» Figure record listings:
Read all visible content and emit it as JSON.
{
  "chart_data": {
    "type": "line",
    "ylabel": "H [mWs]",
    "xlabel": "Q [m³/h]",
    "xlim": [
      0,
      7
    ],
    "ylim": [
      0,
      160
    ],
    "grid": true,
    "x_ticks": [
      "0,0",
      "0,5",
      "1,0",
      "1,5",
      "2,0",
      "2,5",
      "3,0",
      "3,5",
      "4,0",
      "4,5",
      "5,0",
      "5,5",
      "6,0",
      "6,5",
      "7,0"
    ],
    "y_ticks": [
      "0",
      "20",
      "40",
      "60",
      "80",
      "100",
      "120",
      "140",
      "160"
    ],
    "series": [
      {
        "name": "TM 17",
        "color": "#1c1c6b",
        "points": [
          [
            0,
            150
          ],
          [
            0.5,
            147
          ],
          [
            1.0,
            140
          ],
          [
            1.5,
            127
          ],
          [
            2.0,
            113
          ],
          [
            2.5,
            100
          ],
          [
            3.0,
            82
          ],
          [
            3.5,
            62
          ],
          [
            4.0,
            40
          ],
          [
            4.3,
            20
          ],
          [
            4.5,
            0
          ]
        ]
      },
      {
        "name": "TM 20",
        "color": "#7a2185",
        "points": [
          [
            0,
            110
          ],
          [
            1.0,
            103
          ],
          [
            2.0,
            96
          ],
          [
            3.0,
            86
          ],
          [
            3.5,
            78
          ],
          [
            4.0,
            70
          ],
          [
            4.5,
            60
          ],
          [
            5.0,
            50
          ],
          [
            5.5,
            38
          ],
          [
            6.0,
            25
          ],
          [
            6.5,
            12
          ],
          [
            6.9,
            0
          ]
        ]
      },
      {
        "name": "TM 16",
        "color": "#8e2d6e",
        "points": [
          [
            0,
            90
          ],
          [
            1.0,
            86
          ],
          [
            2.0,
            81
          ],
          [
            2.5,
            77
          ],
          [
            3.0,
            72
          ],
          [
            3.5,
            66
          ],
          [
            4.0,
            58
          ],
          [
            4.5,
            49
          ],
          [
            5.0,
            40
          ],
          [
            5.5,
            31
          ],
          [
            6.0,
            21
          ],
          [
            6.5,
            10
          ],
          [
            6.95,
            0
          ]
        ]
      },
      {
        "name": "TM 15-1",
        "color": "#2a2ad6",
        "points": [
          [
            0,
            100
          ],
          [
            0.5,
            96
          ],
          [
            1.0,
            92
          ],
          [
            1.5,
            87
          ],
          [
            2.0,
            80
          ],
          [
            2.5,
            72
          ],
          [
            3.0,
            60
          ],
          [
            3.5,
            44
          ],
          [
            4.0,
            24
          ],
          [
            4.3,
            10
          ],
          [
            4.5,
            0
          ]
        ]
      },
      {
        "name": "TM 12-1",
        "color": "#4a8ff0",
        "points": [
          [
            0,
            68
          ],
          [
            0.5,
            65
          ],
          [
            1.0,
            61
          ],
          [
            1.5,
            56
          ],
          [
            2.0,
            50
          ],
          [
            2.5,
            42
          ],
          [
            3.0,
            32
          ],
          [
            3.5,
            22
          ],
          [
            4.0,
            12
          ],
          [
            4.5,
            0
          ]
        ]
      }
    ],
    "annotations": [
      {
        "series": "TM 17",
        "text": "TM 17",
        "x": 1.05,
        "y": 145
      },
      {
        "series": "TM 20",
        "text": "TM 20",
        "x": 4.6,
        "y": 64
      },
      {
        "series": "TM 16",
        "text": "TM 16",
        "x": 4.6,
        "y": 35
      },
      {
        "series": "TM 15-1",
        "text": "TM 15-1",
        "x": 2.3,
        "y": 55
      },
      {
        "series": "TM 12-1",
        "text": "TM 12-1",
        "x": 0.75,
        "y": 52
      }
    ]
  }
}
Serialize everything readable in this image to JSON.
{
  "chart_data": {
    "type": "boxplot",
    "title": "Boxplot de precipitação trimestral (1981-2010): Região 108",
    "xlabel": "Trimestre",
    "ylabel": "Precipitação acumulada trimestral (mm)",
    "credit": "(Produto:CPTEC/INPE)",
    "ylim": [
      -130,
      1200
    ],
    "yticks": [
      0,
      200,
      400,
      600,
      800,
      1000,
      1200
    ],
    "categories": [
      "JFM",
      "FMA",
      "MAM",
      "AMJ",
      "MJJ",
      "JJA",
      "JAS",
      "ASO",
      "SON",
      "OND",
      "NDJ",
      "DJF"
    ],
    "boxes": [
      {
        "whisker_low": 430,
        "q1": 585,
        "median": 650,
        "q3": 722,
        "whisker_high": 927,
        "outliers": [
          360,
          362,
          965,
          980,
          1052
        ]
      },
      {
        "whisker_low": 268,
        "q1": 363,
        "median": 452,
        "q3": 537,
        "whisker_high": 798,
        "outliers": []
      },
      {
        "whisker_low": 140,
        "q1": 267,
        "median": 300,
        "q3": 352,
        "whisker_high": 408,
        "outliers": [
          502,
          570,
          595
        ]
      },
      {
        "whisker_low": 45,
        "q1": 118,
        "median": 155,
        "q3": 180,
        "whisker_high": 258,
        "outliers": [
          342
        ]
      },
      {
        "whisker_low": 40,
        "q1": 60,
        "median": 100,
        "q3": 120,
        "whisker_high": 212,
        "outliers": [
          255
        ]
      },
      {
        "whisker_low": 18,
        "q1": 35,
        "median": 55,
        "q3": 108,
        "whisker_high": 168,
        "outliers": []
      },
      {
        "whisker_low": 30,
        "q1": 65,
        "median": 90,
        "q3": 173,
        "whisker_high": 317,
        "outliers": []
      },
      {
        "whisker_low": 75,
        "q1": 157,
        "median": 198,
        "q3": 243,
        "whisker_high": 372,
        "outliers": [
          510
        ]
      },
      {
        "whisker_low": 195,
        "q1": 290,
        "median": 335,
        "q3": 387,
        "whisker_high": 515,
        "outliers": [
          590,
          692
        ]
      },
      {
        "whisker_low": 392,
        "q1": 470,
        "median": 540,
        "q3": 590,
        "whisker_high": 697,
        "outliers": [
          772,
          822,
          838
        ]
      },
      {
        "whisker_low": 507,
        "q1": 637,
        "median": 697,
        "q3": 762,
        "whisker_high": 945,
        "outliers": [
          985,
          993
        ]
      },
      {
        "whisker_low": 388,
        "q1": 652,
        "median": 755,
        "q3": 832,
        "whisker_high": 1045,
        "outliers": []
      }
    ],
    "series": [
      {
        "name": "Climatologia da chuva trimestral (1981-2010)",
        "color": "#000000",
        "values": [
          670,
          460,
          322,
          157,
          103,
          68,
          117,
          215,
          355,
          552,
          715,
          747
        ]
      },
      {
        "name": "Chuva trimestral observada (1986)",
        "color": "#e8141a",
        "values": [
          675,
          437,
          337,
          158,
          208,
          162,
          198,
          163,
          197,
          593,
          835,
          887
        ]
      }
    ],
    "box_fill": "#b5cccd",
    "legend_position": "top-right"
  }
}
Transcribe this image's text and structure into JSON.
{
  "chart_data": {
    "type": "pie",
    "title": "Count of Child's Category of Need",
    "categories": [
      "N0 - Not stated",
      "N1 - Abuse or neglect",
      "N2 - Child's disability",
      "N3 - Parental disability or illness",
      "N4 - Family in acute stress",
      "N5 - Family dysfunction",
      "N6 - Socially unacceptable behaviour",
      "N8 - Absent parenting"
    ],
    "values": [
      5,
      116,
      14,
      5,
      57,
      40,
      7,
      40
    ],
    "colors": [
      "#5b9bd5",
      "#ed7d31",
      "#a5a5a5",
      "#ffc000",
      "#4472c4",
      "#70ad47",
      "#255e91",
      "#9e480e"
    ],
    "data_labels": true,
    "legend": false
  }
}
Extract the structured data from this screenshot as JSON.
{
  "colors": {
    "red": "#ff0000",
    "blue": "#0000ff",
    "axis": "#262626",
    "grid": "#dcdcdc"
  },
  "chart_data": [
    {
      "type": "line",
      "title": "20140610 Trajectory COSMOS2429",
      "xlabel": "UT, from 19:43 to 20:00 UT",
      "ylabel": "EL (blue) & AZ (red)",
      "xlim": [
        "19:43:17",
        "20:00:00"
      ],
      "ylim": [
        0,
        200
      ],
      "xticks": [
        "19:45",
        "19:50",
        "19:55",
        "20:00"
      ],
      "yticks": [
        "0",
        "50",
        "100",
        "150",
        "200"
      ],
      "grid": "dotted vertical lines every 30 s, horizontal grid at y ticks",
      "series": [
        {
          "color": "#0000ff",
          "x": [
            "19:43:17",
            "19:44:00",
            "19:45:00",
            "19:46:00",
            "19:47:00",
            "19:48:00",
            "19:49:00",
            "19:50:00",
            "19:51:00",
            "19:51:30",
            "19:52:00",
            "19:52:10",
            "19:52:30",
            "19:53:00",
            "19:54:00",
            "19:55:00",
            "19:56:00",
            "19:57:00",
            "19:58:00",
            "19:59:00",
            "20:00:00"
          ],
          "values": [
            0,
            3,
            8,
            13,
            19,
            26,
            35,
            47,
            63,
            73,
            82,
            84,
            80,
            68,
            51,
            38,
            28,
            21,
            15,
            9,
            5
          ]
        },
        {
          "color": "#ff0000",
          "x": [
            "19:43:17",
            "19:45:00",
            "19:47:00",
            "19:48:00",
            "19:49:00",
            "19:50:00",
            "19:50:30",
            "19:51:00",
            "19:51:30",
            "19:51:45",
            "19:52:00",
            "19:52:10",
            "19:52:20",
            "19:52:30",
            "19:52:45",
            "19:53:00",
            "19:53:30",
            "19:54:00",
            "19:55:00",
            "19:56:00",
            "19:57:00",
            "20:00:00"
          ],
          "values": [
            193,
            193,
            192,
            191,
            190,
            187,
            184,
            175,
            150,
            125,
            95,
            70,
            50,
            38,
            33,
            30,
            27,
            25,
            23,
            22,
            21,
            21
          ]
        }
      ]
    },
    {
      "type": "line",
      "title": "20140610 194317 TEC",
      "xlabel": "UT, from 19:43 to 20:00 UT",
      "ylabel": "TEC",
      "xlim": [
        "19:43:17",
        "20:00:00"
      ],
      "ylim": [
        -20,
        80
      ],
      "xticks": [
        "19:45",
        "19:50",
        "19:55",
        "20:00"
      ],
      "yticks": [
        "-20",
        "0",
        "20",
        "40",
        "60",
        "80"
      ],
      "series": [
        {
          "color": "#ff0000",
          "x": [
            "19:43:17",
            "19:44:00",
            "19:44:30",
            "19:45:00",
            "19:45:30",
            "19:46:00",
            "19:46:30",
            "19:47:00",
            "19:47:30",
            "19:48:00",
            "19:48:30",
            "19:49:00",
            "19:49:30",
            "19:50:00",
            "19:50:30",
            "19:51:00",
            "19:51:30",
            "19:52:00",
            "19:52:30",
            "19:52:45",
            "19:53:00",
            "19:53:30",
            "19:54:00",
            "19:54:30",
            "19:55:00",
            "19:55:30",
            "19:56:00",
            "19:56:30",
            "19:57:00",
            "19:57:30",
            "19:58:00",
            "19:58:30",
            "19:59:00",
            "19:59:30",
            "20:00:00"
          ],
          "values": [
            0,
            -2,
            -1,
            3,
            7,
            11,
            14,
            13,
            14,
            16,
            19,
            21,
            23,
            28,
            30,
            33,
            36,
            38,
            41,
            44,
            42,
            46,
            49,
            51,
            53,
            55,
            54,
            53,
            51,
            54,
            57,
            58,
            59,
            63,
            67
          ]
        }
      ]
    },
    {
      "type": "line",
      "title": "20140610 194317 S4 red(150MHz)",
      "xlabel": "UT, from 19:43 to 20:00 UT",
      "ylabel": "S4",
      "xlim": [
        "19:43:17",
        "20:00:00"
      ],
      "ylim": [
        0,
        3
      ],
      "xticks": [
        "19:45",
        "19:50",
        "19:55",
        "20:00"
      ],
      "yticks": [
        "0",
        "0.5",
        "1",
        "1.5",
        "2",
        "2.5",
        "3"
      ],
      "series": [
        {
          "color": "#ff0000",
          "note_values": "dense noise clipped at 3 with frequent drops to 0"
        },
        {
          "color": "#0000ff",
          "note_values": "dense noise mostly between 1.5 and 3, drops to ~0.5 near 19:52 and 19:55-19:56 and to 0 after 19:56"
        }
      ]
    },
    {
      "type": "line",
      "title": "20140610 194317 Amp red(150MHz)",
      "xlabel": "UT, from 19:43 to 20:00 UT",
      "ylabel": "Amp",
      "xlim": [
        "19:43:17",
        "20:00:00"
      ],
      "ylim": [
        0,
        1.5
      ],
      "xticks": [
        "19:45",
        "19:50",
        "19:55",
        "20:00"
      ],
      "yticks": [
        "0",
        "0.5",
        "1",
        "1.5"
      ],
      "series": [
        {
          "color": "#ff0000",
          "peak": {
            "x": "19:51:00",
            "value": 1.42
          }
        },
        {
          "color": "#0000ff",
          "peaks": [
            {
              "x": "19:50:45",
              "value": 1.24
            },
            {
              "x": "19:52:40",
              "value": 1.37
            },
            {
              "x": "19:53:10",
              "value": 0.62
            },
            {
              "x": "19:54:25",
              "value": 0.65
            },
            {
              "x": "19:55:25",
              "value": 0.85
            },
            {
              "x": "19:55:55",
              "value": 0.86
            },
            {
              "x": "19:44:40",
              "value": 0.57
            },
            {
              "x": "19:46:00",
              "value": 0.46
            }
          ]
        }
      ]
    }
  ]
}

» PROMPT: What is the number of lines that contain "this"? Reply with that number alone.

» WORKED ANSWER: 3